Provide an exact copy of the data, excluding the images.
start Exercise data
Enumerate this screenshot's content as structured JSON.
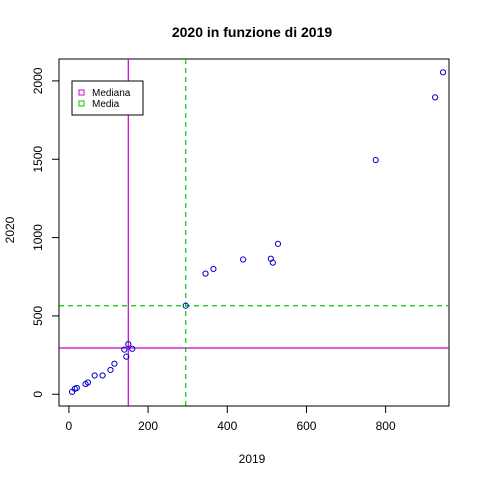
{
  "chart_data": {
    "type": "scatter",
    "title": "2020 in funzione di 2019",
    "xlabel": "2019",
    "ylabel": "2020",
    "xlim": [
      -25,
      960
    ],
    "ylim": [
      -75,
      2140
    ],
    "x_ticks": [
      0,
      200,
      400,
      600,
      800
    ],
    "y_ticks": [
      0,
      500,
      1000,
      1500,
      2000
    ],
    "point_color": "#0000cc",
    "points": [
      {
        "x": 8,
        "y": 15
      },
      {
        "x": 15,
        "y": 35
      },
      {
        "x": 20,
        "y": 40
      },
      {
        "x": 42,
        "y": 65
      },
      {
        "x": 48,
        "y": 75
      },
      {
        "x": 65,
        "y": 120
      },
      {
        "x": 85,
        "y": 120
      },
      {
        "x": 105,
        "y": 155
      },
      {
        "x": 115,
        "y": 195
      },
      {
        "x": 140,
        "y": 285
      },
      {
        "x": 145,
        "y": 240
      },
      {
        "x": 150,
        "y": 320
      },
      {
        "x": 160,
        "y": 290
      },
      {
        "x": 295,
        "y": 565
      },
      {
        "x": 345,
        "y": 770
      },
      {
        "x": 365,
        "y": 800
      },
      {
        "x": 440,
        "y": 860
      },
      {
        "x": 510,
        "y": 865
      },
      {
        "x": 515,
        "y": 840
      },
      {
        "x": 528,
        "y": 960
      },
      {
        "x": 775,
        "y": 1495
      },
      {
        "x": 925,
        "y": 1895
      },
      {
        "x": 945,
        "y": 2055
      }
    ],
    "reference_lines": [
      {
        "name": "Mediana",
        "x": 150,
        "y": 295,
        "color": "#cc00cc",
        "style": "solid"
      },
      {
        "name": "Media",
        "x": 295,
        "y": 565,
        "color": "#00cc00",
        "style": "dashed"
      }
    ],
    "legend": {
      "placement": "top-left",
      "entries": [
        {
          "label": "Mediana",
          "color": "#cc00cc"
        },
        {
          "label": "Media",
          "color": "#00cc00"
        }
      ]
    }
  }
}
end Exercise data
▶ _Solution for this problem_
Enumerate this screenshot's content as structured JSON.
{
  "chart_data": {
    "type": "scatter",
    "title": "2020 in funzione di 2019",
    "xlabel": "2019",
    "ylabel": "2020",
    "xlim": [
      -25,
      960
    ],
    "ylim": [
      -75,
      2140
    ],
    "x_ticks": [
      0,
      200,
      400,
      600,
      800
    ],
    "y_ticks": [
      0,
      500,
      1000,
      1500,
      2000
    ],
    "point_color": "#0000cc",
    "points": [
      {
        "x": 8,
        "y": 15
      },
      {
        "x": 15,
        "y": 35
      },
      {
        "x": 20,
        "y": 40
      },
      {
        "x": 42,
        "y": 65
      },
      {
        "x": 48,
        "y": 75
      },
      {
        "x": 65,
        "y": 120
      },
      {
        "x": 85,
        "y": 120
      },
      {
        "x": 105,
        "y": 155
      },
      {
        "x": 115,
        "y": 195
      },
      {
        "x": 140,
        "y": 285
      },
      {
        "x": 145,
        "y": 240
      },
      {
        "x": 150,
        "y": 320
      },
      {
        "x": 160,
        "y": 290
      },
      {
        "x": 295,
        "y": 565
      },
      {
        "x": 345,
        "y": 770
      },
      {
        "x": 365,
        "y": 800
      },
      {
        "x": 440,
        "y": 860
      },
      {
        "x": 510,
        "y": 865
      },
      {
        "x": 515,
        "y": 840
      },
      {
        "x": 528,
        "y": 960
      },
      {
        "x": 775,
        "y": 1495
      },
      {
        "x": 925,
        "y": 1895
      },
      {
        "x": 945,
        "y": 2055
      }
    ],
    "reference_lines": [
      {
        "name": "Mediana",
        "x": 150,
        "y": 295,
        "color": "#cc00cc",
        "style": "solid"
      },
      {
        "name": "Media",
        "x": 295,
        "y": 565,
        "color": "#00cc00",
        "style": "dashed"
      }
    ],
    "legend": {
      "placement": "top-left",
      "entries": [
        {
          "label": "Mediana",
          "color": "#cc00cc"
        },
        {
          "label": "Media",
          "color": "#00cc00"
        }
      ]
    }
  }
}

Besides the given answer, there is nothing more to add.